Task instructions - In the material below, find each line holding the string "badge" and copy it.
--- Listed records ---
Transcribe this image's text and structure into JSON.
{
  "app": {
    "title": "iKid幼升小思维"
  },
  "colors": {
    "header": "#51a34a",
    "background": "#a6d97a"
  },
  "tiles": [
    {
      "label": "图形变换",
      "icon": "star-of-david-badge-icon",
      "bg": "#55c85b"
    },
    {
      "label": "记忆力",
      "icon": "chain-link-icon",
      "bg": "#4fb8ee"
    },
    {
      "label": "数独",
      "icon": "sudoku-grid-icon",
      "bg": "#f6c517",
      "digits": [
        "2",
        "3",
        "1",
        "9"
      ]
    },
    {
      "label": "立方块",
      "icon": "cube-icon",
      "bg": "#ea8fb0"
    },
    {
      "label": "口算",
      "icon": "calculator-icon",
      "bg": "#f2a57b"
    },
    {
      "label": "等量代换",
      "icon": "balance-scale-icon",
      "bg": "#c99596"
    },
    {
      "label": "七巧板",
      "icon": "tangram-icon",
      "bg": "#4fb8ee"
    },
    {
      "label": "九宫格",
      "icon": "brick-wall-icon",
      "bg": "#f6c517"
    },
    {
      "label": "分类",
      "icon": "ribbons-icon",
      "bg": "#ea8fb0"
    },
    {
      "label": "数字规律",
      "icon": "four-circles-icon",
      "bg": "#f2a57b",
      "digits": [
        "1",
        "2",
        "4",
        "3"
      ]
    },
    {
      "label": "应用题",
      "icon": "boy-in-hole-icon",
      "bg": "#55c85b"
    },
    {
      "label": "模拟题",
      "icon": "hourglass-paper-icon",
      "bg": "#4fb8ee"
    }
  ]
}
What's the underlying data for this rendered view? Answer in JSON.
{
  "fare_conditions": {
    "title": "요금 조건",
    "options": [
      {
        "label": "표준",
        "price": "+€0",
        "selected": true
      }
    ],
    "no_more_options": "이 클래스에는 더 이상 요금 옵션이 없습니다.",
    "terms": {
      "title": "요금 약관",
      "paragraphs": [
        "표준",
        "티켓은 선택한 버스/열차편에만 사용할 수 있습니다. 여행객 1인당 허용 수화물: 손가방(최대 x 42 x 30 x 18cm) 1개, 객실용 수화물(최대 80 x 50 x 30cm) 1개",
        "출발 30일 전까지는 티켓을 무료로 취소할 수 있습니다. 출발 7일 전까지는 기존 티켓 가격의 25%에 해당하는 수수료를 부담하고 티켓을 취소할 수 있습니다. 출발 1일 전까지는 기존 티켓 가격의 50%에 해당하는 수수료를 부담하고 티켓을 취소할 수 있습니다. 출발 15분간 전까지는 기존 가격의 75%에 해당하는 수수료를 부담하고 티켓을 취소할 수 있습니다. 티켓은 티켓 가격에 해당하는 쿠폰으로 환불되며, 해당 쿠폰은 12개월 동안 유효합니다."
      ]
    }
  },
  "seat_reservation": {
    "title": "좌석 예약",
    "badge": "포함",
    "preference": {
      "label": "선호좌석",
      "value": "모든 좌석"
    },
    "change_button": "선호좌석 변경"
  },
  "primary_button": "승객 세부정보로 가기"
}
---
Output of the exercise -
      "icon": "star-of-david-badge-icon",
    "badge": "포함",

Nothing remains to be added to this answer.